[BEGIN]

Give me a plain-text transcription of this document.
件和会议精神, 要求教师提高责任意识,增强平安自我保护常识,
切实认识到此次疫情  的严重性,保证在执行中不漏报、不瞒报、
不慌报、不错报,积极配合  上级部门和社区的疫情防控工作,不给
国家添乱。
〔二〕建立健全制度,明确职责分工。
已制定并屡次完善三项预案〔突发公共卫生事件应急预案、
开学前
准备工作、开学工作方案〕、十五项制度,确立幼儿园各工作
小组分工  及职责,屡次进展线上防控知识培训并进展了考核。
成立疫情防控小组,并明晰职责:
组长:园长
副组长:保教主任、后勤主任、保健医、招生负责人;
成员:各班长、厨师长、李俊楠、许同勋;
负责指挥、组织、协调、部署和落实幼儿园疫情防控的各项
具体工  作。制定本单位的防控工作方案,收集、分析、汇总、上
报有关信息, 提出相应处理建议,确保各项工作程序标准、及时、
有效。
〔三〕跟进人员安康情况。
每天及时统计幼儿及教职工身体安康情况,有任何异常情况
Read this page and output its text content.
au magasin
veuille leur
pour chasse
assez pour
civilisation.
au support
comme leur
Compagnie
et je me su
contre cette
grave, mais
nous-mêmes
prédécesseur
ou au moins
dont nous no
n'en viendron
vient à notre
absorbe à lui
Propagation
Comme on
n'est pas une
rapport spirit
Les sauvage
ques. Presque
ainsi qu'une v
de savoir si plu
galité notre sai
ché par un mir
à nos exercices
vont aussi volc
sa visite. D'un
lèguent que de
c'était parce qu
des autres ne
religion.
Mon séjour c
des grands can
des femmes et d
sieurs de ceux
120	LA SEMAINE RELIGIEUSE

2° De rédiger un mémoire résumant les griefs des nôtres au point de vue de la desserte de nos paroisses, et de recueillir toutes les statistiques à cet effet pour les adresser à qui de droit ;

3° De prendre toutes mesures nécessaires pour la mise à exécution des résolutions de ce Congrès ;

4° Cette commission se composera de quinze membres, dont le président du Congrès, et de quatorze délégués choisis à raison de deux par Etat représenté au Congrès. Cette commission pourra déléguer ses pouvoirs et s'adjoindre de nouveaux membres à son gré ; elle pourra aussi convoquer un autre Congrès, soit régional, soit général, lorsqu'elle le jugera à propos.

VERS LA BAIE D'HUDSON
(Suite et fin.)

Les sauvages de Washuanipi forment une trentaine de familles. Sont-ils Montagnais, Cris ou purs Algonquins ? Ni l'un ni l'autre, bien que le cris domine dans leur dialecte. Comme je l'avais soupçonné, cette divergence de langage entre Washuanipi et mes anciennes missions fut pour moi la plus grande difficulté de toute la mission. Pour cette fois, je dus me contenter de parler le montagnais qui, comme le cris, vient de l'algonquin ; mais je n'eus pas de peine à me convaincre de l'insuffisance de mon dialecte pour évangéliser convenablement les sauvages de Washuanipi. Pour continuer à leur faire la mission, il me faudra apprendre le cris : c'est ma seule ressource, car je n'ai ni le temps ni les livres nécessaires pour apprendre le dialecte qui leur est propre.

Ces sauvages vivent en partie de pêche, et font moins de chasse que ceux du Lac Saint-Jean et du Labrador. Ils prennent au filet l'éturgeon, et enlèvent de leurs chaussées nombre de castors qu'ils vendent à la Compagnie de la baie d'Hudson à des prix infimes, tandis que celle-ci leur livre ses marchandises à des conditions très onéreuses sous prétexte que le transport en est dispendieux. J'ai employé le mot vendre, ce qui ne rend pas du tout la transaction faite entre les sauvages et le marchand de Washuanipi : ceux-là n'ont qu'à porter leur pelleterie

[END]

### AIM
Copy out each record exactly as given, omitting none.

### RESULT
Give me a plain-text transcription of this document.
件和会议精神, 要求教师提高责任意识,增强平安自我保护常识,
切实认识到此次疫情  的严重性,保证在执行中不漏报、不瞒报、
不慌报、不错报,积极配合  上级部门和社区的疫情防控工作,不给
国家添乱。
〔二〕建立健全制度,明确职责分工。
已制定并屡次完善三项预案〔突发公共卫生事件应急预案、
开学前
准备工作、开学工作方案〕、十五项制度,确立幼儿园各工作
小组分工  及职责,屡次进展线上防控知识培训并进展了考核。
成立疫情防控小组,并明晰职责:
组长:园长
副组长:保教主任、后勤主任、保健医、招生负责人;
成员:各班长、厨师长、李俊楠、许同勋;
负责指挥、组织、协调、部署和落实幼儿园疫情防控的各项
具体工  作。制定本单位的防控工作方案,收集、分析、汇总、上
报有关信息, 提出相应处理建议,确保各项工作程序标准、及时、
有效。
〔三〕跟进人员安康情况。
每天及时统计幼儿及教职工身体安康情况,有任何异常情况
Read this page and output its text content.
au magasin
veuille leur
pour chasse
assez pour
civilisation.
au support
comme leur
Compagnie
et je me su
contre cette
grave, mais
nous-mêmes
prédécesseur
ou au moins
dont nous no
n'en viendron
vient à notre
absorbe à lui
Propagation
Comme on
n'est pas une
rapport spirit
Les sauvage
ques. Presque
ainsi qu'une v
de savoir si plu
galité notre sai
ché par un mir
à nos exercices
vont aussi volc
sa visite. D'un
lèguent que de
c'était parce qu
des autres ne
religion.
Mon séjour c
des grands can
des femmes et d
sieurs de ceux
120	LA SEMAINE RELIGIEUSE

2° De rédiger un mémoire résumant les griefs des nôtres au point de vue de la desserte de nos paroisses, et de recueillir toutes les statistiques à cet effet pour les adresser à qui de droit ;

3° De prendre toutes mesures nécessaires pour la mise à exécution des résolutions de ce Congrès ;

4° Cette commission se composera de quinze membres, dont le président du Congrès, et de quatorze délégués choisis à raison de deux par Etat représenté au Congrès. Cette commission pourra déléguer ses pouvoirs et s'adjoindre de nouveaux membres à son gré ; elle pourra aussi convoquer un autre Congrès, soit régional, soit général, lorsqu'elle le jugera à propos.

VERS LA BAIE D'HUDSON
(Suite et fin.)

Les sauvages de Washuanipi forment une trentaine de familles. Sont-ils Montagnais, Cris ou purs Algonquins ? Ni l'un ni l'autre, bien que le cris domine dans leur dialecte. Comme je l'avais soupçonné, cette divergence de langage entre Washuanipi et mes anciennes missions fut pour moi la plus grande difficulté de toute la mission. Pour cette fois, je dus me contenter de parler le montagnais qui, comme le cris, vient de l'algonquin ; mais je n'eus pas de peine à me convaincre de l'insuffisance de mon dialecte pour évangéliser convenablement les sauvages de Washuanipi. Pour continuer à leur faire la mission, il me faudra apprendre le cris : c'est ma seule ressource, car je n'ai ni le temps ni les livres nécessaires pour apprendre le dialecte qui leur est propre.

Ces sauvages vivent en partie de pêche, et font moins de chasse que ceux du Lac Saint-Jean et du Labrador. Ils prennent au filet l'éturgeon, et enlèvent de leurs chaussées nombre de castors qu'ils vendent à la Compagnie de la baie d'Hudson à des prix infimes, tandis que celle-ci leur livre ses marchandises à des conditions très onéreuses sous prétexte que le transport en est dispendieux. J'ai employé le mot vendre, ce qui ne rend pas du tout la transaction faite entre les sauvages et le marchand de Washuanipi : ceux-là n'ont qu'à porter leur pelleterie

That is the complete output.